> [TEXT SHOWN]
Category Archives: Family Law
As you all know, I love Homeland. One of the reasons I love it is because I’m intrigued by Brody’s Stockholm syndrome. Imaging my surprise when I was perusing the Nevada Supreme Court’s resource manual on Domestic Violence, and found this language, comparing prisoners of war with victims of domestic violence:
Psychologist Alfred D. Biderman studied prisoners of war and the brainwashing tactics
used by the Nazis in World War II and the Chinese in the Korean conflict.5 Biderman
depicted in his Chart of Coercion, which was published by Amnesty International in 1973,
the behavior of the captor in conditioning the prisoner. When with others, the captor
exerts a rigid control over his behavior; however, when with the victim, he uses selectively
abusive behavior which demonstrates “an established set of control skills” intended to
produce the completely compliant and dependent victim. The coercive techniques used
on P.O.W.s included: sleep deprivation, torture, bondage, rape and other threats and
violent actions of all types.
Domestic violence reveals many of the same techniques as the captor’s coercion of the
prisoner. A particular problem in domestic violence, as with highly trained combat solders,
is that many battered women are actually strong individuals who will not give in. The
stereotype that battered women are weak, pathetic, and easily manipulated is not borne
out by the evidence. The FBI reports that a woman is beaten every ten seconds, but a
better way to understand the actual dynamics of domestic violence is to realize that a
woman resists battery every ten seconds.
The article then proceeded to the Stockholm Syndrome:
The Stockholm Syndrome
Battering has been likened to the Stockholm Syndrome, the phenomenon of bonding with
one’s captor. In their study of “hostage” relationships, Dee L.R. Graham and Edna
Rawlings found parallels between persons in hostage situations and those in battering
relationships.8 Graham and Rawlings studied several groups and determined that bonding
occurred in many “hostage” groups, including: prostitutes, cult members, concentration
camp prisoners, incest victims, emotionally and physically abused children, and battered
women. Graham and Rawlings concluded from analyzing the background of the domestic
violence victim that it was similar to the background of the flight attendant on a plane that
is hijacked. ..

> [DATA BLOCK]
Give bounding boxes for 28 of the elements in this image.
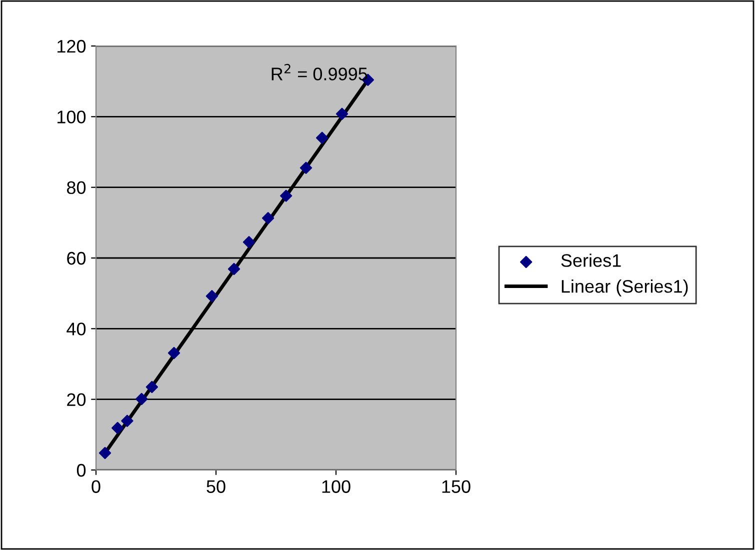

> [GIVEN REQUEST]
Reproduce, word for word, the stretch from "The article then" through "is hijacked. .." in the post on domestic violence above.

> [FINISHED ANSWER]
The article then proceeded to the Stockholm Syndrome:
The Stockholm Syndrome
Battering has been likened to the Stockholm Syndrome, the phenomenon of bonding with
one’s captor. In their study of “hostage” relationships, Dee L.R. Graham and Edna
Rawlings found parallels between persons in hostage situations and those in battering
relationships.8 Graham and Rawlings studied several groups and determined that bonding
occurred in many “hostage” groups, including: prostitutes, cult members, concentration
camp prisoners, incest victims, emotionally and physically abused children, and battered
women. Graham and Rawlings concluded from analyzing the background of the domestic
violence victim that it was similar to the background of the flight attendant on a plane that
is hijacked. ..